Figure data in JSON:
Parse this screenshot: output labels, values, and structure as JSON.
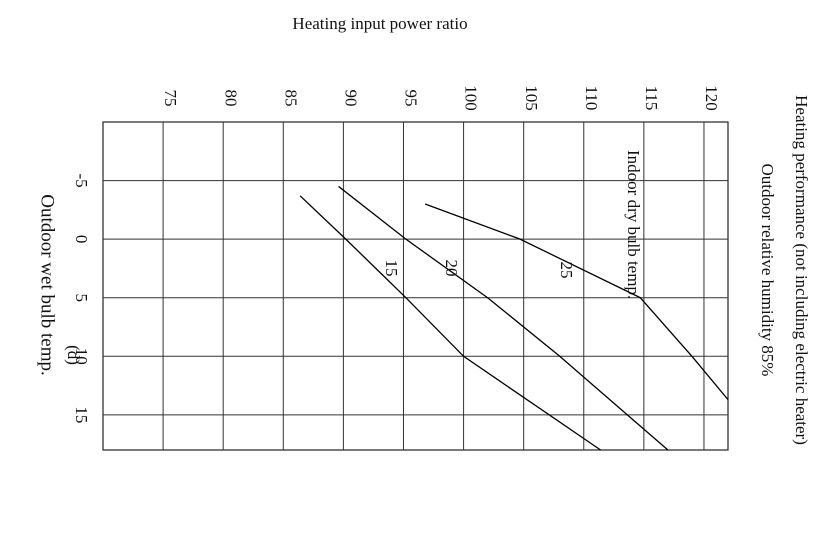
{
  "chart_data": {
    "type": "line",
    "title": "Heating performance (not including electric heater)",
    "subtitle": "Outdoor relative humidity 85%",
    "y_label": "Heating input power ratio",
    "x_label": "Outdoor wet bulb temp.",
    "legend_title": "Indoor dry bulb temp.",
    "caption": "(d)",
    "xlim": [
      -10,
      18
    ],
    "xticks": [
      -5,
      0,
      5,
      10,
      15
    ],
    "ylim": [
      70,
      122
    ],
    "yticks": [
      75,
      80,
      85,
      90,
      95,
      100,
      105,
      110,
      115,
      120
    ],
    "grid": true,
    "series": [
      {
        "name": "15",
        "color": "#000000",
        "x": [
          -3.7,
          0,
          5,
          10,
          18
        ],
        "values": [
          86.4,
          90.2,
          95.2,
          100,
          111.4
        ]
      },
      {
        "name": "20",
        "color": "#000000",
        "x": [
          -4.5,
          0,
          5,
          10,
          18
        ],
        "values": [
          89.6,
          95.2,
          102,
          108,
          117
        ]
      },
      {
        "name": "25",
        "color": "#000000",
        "x": [
          -3,
          0,
          5,
          10,
          13.7
        ],
        "values": [
          96.8,
          104.7,
          114.7,
          119,
          122
        ]
      }
    ]
  }
}
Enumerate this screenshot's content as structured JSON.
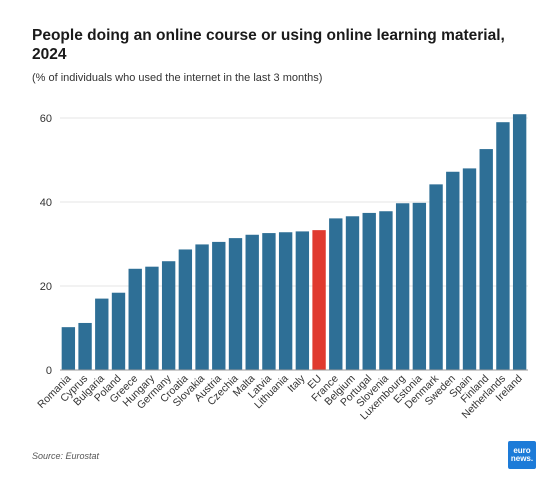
{
  "header": {
    "title": "People doing an online course or using online learning material, 2024",
    "subtitle": "(% of individuals who used the internet in the last 3 months)"
  },
  "footer": {
    "source": "Source: Eurostat",
    "logo_line1": "euro",
    "logo_line2": "news."
  },
  "colors": {
    "bar": "#2e6f96",
    "highlight": "#e03a2f",
    "grid": "#e6e6e6",
    "axis": "#999999"
  },
  "chart_data": {
    "type": "bar",
    "title": "People doing an online course or using online learning material, 2024",
    "subtitle": "(% of individuals who used the internet in the last 3 months)",
    "categories": [
      "Romania",
      "Cyprus",
      "Bulgaria",
      "Poland",
      "Greece",
      "Hungary",
      "Germany",
      "Croatia",
      "Slovakia",
      "Austria",
      "Czechia",
      "Malta",
      "Latvia",
      "Lithuania",
      "Italy",
      "EU",
      "France",
      "Belgium",
      "Portugal",
      "Slovenia",
      "Luxembourg",
      "Estonia",
      "Denmark",
      "Sweden",
      "Spain",
      "Finland",
      "Netherlands",
      "Ireland"
    ],
    "values": [
      10.2,
      11.2,
      17.0,
      18.4,
      24.1,
      24.6,
      25.9,
      28.7,
      29.9,
      30.5,
      31.4,
      32.2,
      32.6,
      32.8,
      33.0,
      33.3,
      36.1,
      36.6,
      37.4,
      37.8,
      39.7,
      39.8,
      44.2,
      47.2,
      48.0,
      52.6,
      59.0,
      60.9
    ],
    "highlight_category": "EU",
    "xlabel": "",
    "ylabel": "",
    "ylim": [
      0,
      62
    ],
    "yticks": [
      0,
      20,
      40,
      60
    ],
    "grid": true,
    "legend": "none"
  }
}
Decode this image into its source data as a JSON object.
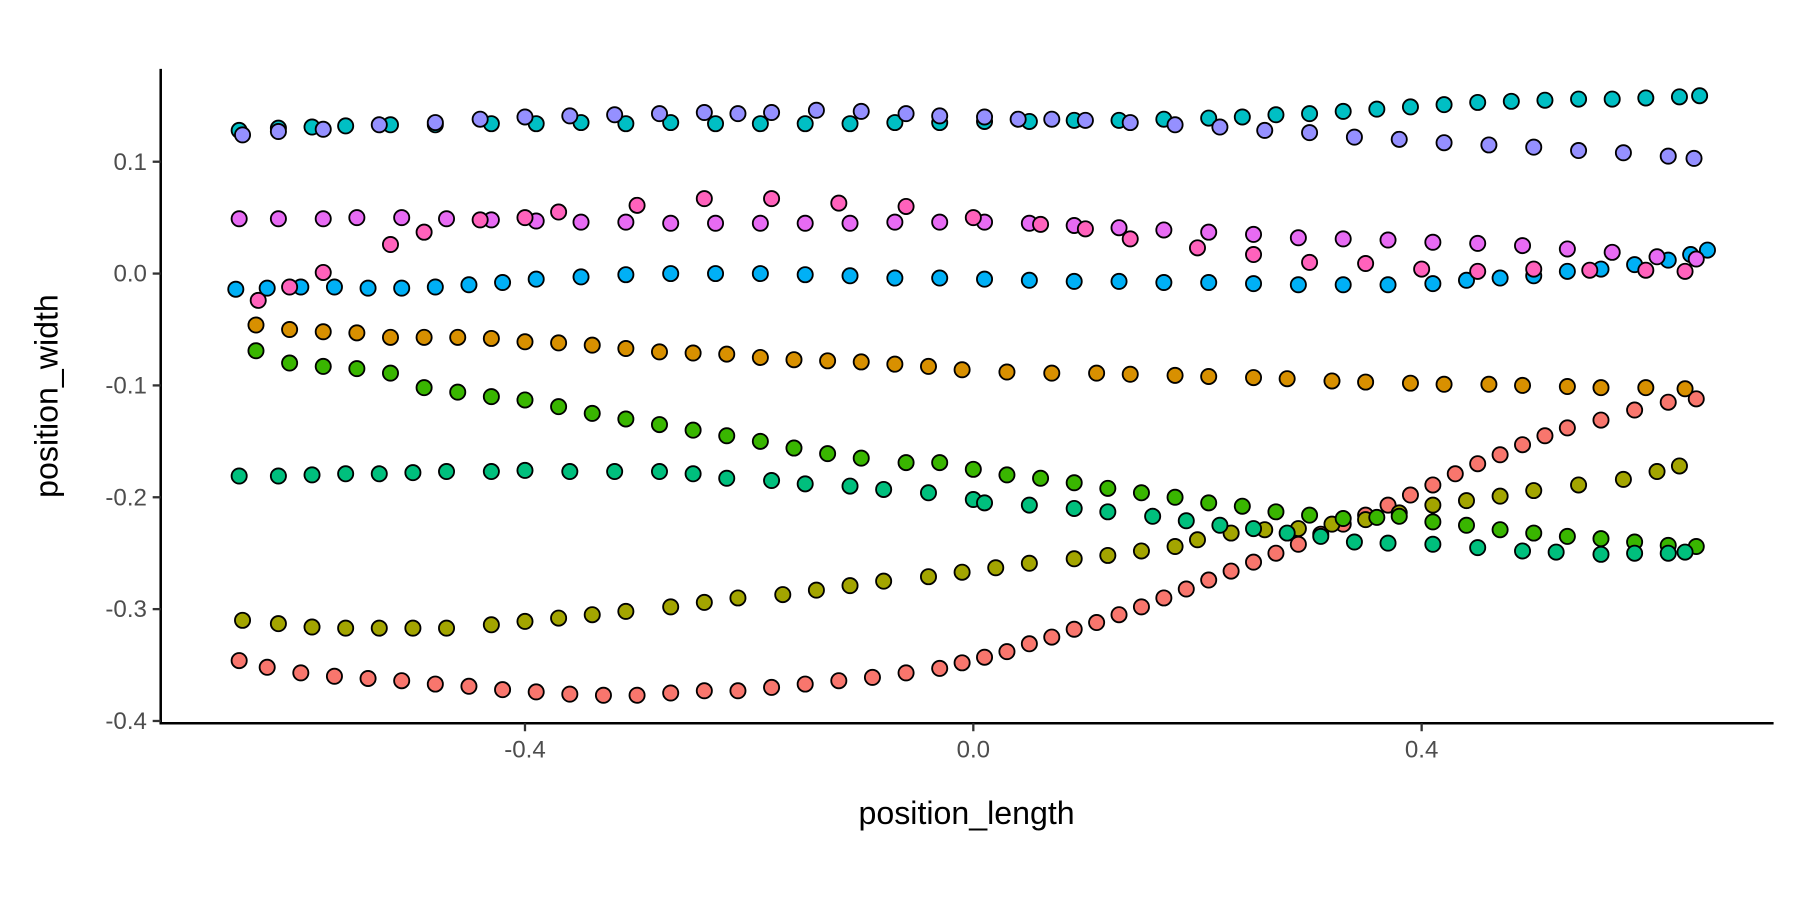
{
  "chart_data": {
    "type": "scatter",
    "title": "",
    "xlabel": "position_length",
    "ylabel": "position_width",
    "xlim": [
      -0.725,
      0.714
    ],
    "ylim": [
      -0.402,
      0.183
    ],
    "xticks": [
      -0.4,
      0.0,
      0.4
    ],
    "xtick_labels": [
      "-0.4",
      "0.0",
      "0.4"
    ],
    "yticks": [
      0.1,
      0.0,
      -0.1,
      -0.2,
      -0.3,
      -0.4
    ],
    "ytick_labels": [
      "0.1",
      "0.0",
      "-0.1",
      "-0.2",
      "-0.3",
      "-0.4"
    ],
    "grid": false,
    "legend": "none",
    "series": [
      {
        "color": "#F8766D",
        "x": [
          -0.655,
          -0.63,
          -0.6,
          -0.57,
          -0.54,
          -0.51,
          -0.48,
          -0.45,
          -0.42,
          -0.39,
          -0.36,
          -0.33,
          -0.3,
          -0.27,
          -0.24,
          -0.21,
          -0.18,
          -0.15,
          -0.12,
          -0.09,
          -0.06,
          -0.03,
          -0.01,
          0.01,
          0.03,
          0.05,
          0.07,
          0.09,
          0.11,
          0.13,
          0.15,
          0.17,
          0.19,
          0.21,
          0.23,
          0.25,
          0.27,
          0.29,
          0.31,
          0.33,
          0.35,
          0.37,
          0.39,
          0.41,
          0.43,
          0.45,
          0.47,
          0.49,
          0.51,
          0.53,
          0.56,
          0.59,
          0.62,
          0.645
        ],
        "y": [
          -0.346,
          -0.352,
          -0.357,
          -0.36,
          -0.362,
          -0.364,
          -0.367,
          -0.369,
          -0.372,
          -0.374,
          -0.376,
          -0.377,
          -0.377,
          -0.375,
          -0.373,
          -0.373,
          -0.37,
          -0.367,
          -0.364,
          -0.361,
          -0.357,
          -0.353,
          -0.348,
          -0.343,
          -0.338,
          -0.331,
          -0.325,
          -0.318,
          -0.312,
          -0.305,
          -0.298,
          -0.29,
          -0.282,
          -0.274,
          -0.266,
          -0.258,
          -0.25,
          -0.242,
          -0.233,
          -0.224,
          -0.216,
          -0.207,
          -0.198,
          -0.189,
          -0.179,
          -0.17,
          -0.162,
          -0.153,
          -0.145,
          -0.138,
          -0.131,
          -0.122,
          -0.115,
          -0.112
        ]
      },
      {
        "color": "#D89000",
        "x": [
          -0.64,
          -0.61,
          -0.58,
          -0.55,
          -0.52,
          -0.49,
          -0.46,
          -0.43,
          -0.4,
          -0.37,
          -0.34,
          -0.31,
          -0.28,
          -0.25,
          -0.22,
          -0.19,
          -0.16,
          -0.13,
          -0.1,
          -0.07,
          -0.04,
          -0.01,
          0.03,
          0.07,
          0.11,
          0.14,
          0.18,
          0.21,
          0.25,
          0.28,
          0.32,
          0.35,
          0.39,
          0.42,
          0.46,
          0.49,
          0.53,
          0.56,
          0.6,
          0.635
        ],
        "y": [
          -0.046,
          -0.05,
          -0.052,
          -0.053,
          -0.057,
          -0.057,
          -0.057,
          -0.058,
          -0.061,
          -0.062,
          -0.064,
          -0.067,
          -0.07,
          -0.071,
          -0.072,
          -0.075,
          -0.077,
          -0.078,
          -0.079,
          -0.081,
          -0.083,
          -0.086,
          -0.088,
          -0.089,
          -0.089,
          -0.09,
          -0.091,
          -0.092,
          -0.093,
          -0.094,
          -0.096,
          -0.097,
          -0.098,
          -0.099,
          -0.099,
          -0.1,
          -0.101,
          -0.102,
          -0.102,
          -0.103
        ]
      },
      {
        "color": "#A3A500",
        "x": [
          -0.652,
          -0.62,
          -0.59,
          -0.56,
          -0.53,
          -0.5,
          -0.47,
          -0.43,
          -0.4,
          -0.37,
          -0.34,
          -0.31,
          -0.27,
          -0.24,
          -0.21,
          -0.17,
          -0.14,
          -0.11,
          -0.08,
          -0.04,
          -0.01,
          0.02,
          0.05,
          0.09,
          0.12,
          0.15,
          0.18,
          0.2,
          0.23,
          0.26,
          0.29,
          0.32,
          0.35,
          0.38,
          0.41,
          0.44,
          0.47,
          0.5,
          0.54,
          0.58,
          0.61,
          0.63
        ],
        "y": [
          -0.31,
          -0.313,
          -0.316,
          -0.317,
          -0.317,
          -0.317,
          -0.317,
          -0.314,
          -0.311,
          -0.308,
          -0.305,
          -0.302,
          -0.298,
          -0.294,
          -0.29,
          -0.287,
          -0.283,
          -0.279,
          -0.275,
          -0.271,
          -0.267,
          -0.263,
          -0.259,
          -0.255,
          -0.252,
          -0.248,
          -0.244,
          -0.238,
          -0.232,
          -0.229,
          -0.228,
          -0.224,
          -0.22,
          -0.214,
          -0.207,
          -0.203,
          -0.199,
          -0.194,
          -0.189,
          -0.184,
          -0.177,
          -0.172
        ]
      },
      {
        "color": "#39B600",
        "x": [
          -0.64,
          -0.61,
          -0.58,
          -0.55,
          -0.52,
          -0.49,
          -0.46,
          -0.43,
          -0.4,
          -0.37,
          -0.34,
          -0.31,
          -0.28,
          -0.25,
          -0.22,
          -0.19,
          -0.16,
          -0.13,
          -0.1,
          -0.06,
          -0.03,
          0.0,
          0.03,
          0.06,
          0.09,
          0.12,
          0.15,
          0.18,
          0.21,
          0.24,
          0.27,
          0.3,
          0.33,
          0.36,
          0.38,
          0.41,
          0.44,
          0.47,
          0.5,
          0.53,
          0.56,
          0.59,
          0.62,
          0.645
        ],
        "y": [
          -0.069,
          -0.08,
          -0.083,
          -0.085,
          -0.089,
          -0.102,
          -0.106,
          -0.11,
          -0.113,
          -0.119,
          -0.125,
          -0.13,
          -0.135,
          -0.14,
          -0.145,
          -0.15,
          -0.156,
          -0.161,
          -0.165,
          -0.169,
          -0.169,
          -0.175,
          -0.18,
          -0.183,
          -0.187,
          -0.192,
          -0.196,
          -0.2,
          -0.205,
          -0.208,
          -0.213,
          -0.216,
          -0.219,
          -0.218,
          -0.217,
          -0.222,
          -0.225,
          -0.229,
          -0.232,
          -0.235,
          -0.237,
          -0.24,
          -0.243,
          -0.244
        ]
      },
      {
        "color": "#00BF7D",
        "x": [
          -0.655,
          -0.62,
          -0.59,
          -0.56,
          -0.53,
          -0.5,
          -0.47,
          -0.43,
          -0.4,
          -0.36,
          -0.32,
          -0.28,
          -0.25,
          -0.22,
          -0.18,
          -0.15,
          -0.11,
          -0.08,
          -0.04,
          -0.0,
          0.01,
          0.05,
          0.09,
          0.12,
          0.16,
          0.19,
          0.22,
          0.25,
          0.28,
          0.31,
          0.34,
          0.37,
          0.41,
          0.45,
          0.49,
          0.52,
          0.56,
          0.59,
          0.62,
          0.635
        ],
        "y": [
          -0.181,
          -0.181,
          -0.18,
          -0.179,
          -0.179,
          -0.178,
          -0.177,
          -0.177,
          -0.176,
          -0.177,
          -0.177,
          -0.177,
          -0.179,
          -0.183,
          -0.185,
          -0.188,
          -0.19,
          -0.193,
          -0.196,
          -0.202,
          -0.205,
          -0.207,
          -0.21,
          -0.213,
          -0.217,
          -0.221,
          -0.225,
          -0.228,
          -0.232,
          -0.235,
          -0.24,
          -0.241,
          -0.242,
          -0.245,
          -0.248,
          -0.249,
          -0.251,
          -0.25,
          -0.25,
          -0.249
        ]
      },
      {
        "color": "#00BFC4",
        "x": [
          -0.655,
          -0.62,
          -0.59,
          -0.56,
          -0.52,
          -0.48,
          -0.43,
          -0.39,
          -0.35,
          -0.31,
          -0.27,
          -0.23,
          -0.19,
          -0.15,
          -0.11,
          -0.07,
          -0.03,
          0.01,
          0.05,
          0.09,
          0.13,
          0.17,
          0.21,
          0.24,
          0.27,
          0.3,
          0.33,
          0.36,
          0.39,
          0.42,
          0.45,
          0.48,
          0.51,
          0.54,
          0.57,
          0.6,
          0.63,
          0.648
        ],
        "y": [
          0.128,
          0.13,
          0.131,
          0.132,
          0.133,
          0.133,
          0.134,
          0.134,
          0.135,
          0.134,
          0.135,
          0.134,
          0.134,
          0.134,
          0.134,
          0.135,
          0.135,
          0.136,
          0.136,
          0.137,
          0.137,
          0.138,
          0.139,
          0.14,
          0.142,
          0.143,
          0.145,
          0.147,
          0.149,
          0.151,
          0.153,
          0.154,
          0.155,
          0.156,
          0.156,
          0.157,
          0.158,
          0.159
        ]
      },
      {
        "color": "#00B0F6",
        "x": [
          -0.658,
          -0.63,
          -0.6,
          -0.57,
          -0.54,
          -0.51,
          -0.48,
          -0.45,
          -0.42,
          -0.39,
          -0.35,
          -0.31,
          -0.27,
          -0.23,
          -0.19,
          -0.15,
          -0.11,
          -0.07,
          -0.03,
          0.01,
          0.05,
          0.09,
          0.13,
          0.17,
          0.21,
          0.25,
          0.29,
          0.33,
          0.37,
          0.41,
          0.44,
          0.47,
          0.5,
          0.53,
          0.56,
          0.59,
          0.62,
          0.64,
          0.655
        ],
        "y": [
          -0.014,
          -0.013,
          -0.012,
          -0.012,
          -0.013,
          -0.013,
          -0.012,
          -0.01,
          -0.008,
          -0.005,
          -0.003,
          -0.001,
          0.0,
          0.0,
          0.0,
          -0.001,
          -0.002,
          -0.004,
          -0.004,
          -0.005,
          -0.006,
          -0.007,
          -0.007,
          -0.008,
          -0.008,
          -0.009,
          -0.01,
          -0.01,
          -0.01,
          -0.009,
          -0.006,
          -0.004,
          -0.002,
          0.002,
          0.004,
          0.008,
          0.012,
          0.017,
          0.021
        ]
      },
      {
        "color": "#9590FF",
        "x": [
          -0.652,
          -0.62,
          -0.58,
          -0.53,
          -0.48,
          -0.44,
          -0.4,
          -0.36,
          -0.32,
          -0.28,
          -0.24,
          -0.21,
          -0.18,
          -0.14,
          -0.1,
          -0.06,
          -0.03,
          0.01,
          0.04,
          0.07,
          0.1,
          0.14,
          0.18,
          0.22,
          0.26,
          0.3,
          0.34,
          0.38,
          0.42,
          0.46,
          0.5,
          0.54,
          0.58,
          0.62,
          0.643
        ],
        "y": [
          0.124,
          0.127,
          0.129,
          0.133,
          0.135,
          0.138,
          0.14,
          0.141,
          0.142,
          0.143,
          0.144,
          0.143,
          0.144,
          0.146,
          0.145,
          0.143,
          0.141,
          0.14,
          0.138,
          0.138,
          0.137,
          0.135,
          0.133,
          0.131,
          0.128,
          0.126,
          0.122,
          0.12,
          0.117,
          0.115,
          0.113,
          0.11,
          0.108,
          0.105,
          0.103
        ]
      },
      {
        "color": "#E76BF3",
        "x": [
          -0.655,
          -0.62,
          -0.58,
          -0.55,
          -0.51,
          -0.47,
          -0.43,
          -0.39,
          -0.35,
          -0.31,
          -0.27,
          -0.23,
          -0.19,
          -0.15,
          -0.11,
          -0.07,
          -0.03,
          0.01,
          0.05,
          0.09,
          0.13,
          0.17,
          0.21,
          0.25,
          0.29,
          0.33,
          0.37,
          0.41,
          0.45,
          0.49,
          0.53,
          0.57,
          0.61,
          0.645
        ],
        "y": [
          0.049,
          0.049,
          0.049,
          0.05,
          0.05,
          0.049,
          0.048,
          0.047,
          0.046,
          0.046,
          0.045,
          0.045,
          0.045,
          0.045,
          0.045,
          0.046,
          0.046,
          0.046,
          0.045,
          0.043,
          0.041,
          0.039,
          0.037,
          0.035,
          0.032,
          0.031,
          0.03,
          0.028,
          0.027,
          0.025,
          0.022,
          0.019,
          0.015,
          0.013
        ]
      },
      {
        "color": "#FF62BC",
        "x": [
          -0.638,
          -0.61,
          -0.58,
          -0.52,
          -0.49,
          -0.44,
          -0.4,
          -0.37,
          -0.3,
          -0.24,
          -0.18,
          -0.12,
          -0.06,
          0.0,
          0.06,
          0.1,
          0.14,
          0.2,
          0.25,
          0.3,
          0.35,
          0.4,
          0.45,
          0.5,
          0.55,
          0.6,
          0.635
        ],
        "y": [
          -0.024,
          -0.012,
          0.001,
          0.026,
          0.037,
          0.048,
          0.05,
          0.055,
          0.061,
          0.067,
          0.067,
          0.063,
          0.06,
          0.05,
          0.044,
          0.04,
          0.031,
          0.023,
          0.017,
          0.01,
          0.009,
          0.004,
          0.002,
          0.004,
          0.003,
          0.003,
          0.002
        ]
      }
    ]
  }
}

→ CHALLENGE: Find the word "screenshot" and list each line it appears in.

→ OUTPUT OF THE TASK:
Parse this screenshot: output labels, values, and structure as JSON.
Enumerate this screenshot's content as structured JSON.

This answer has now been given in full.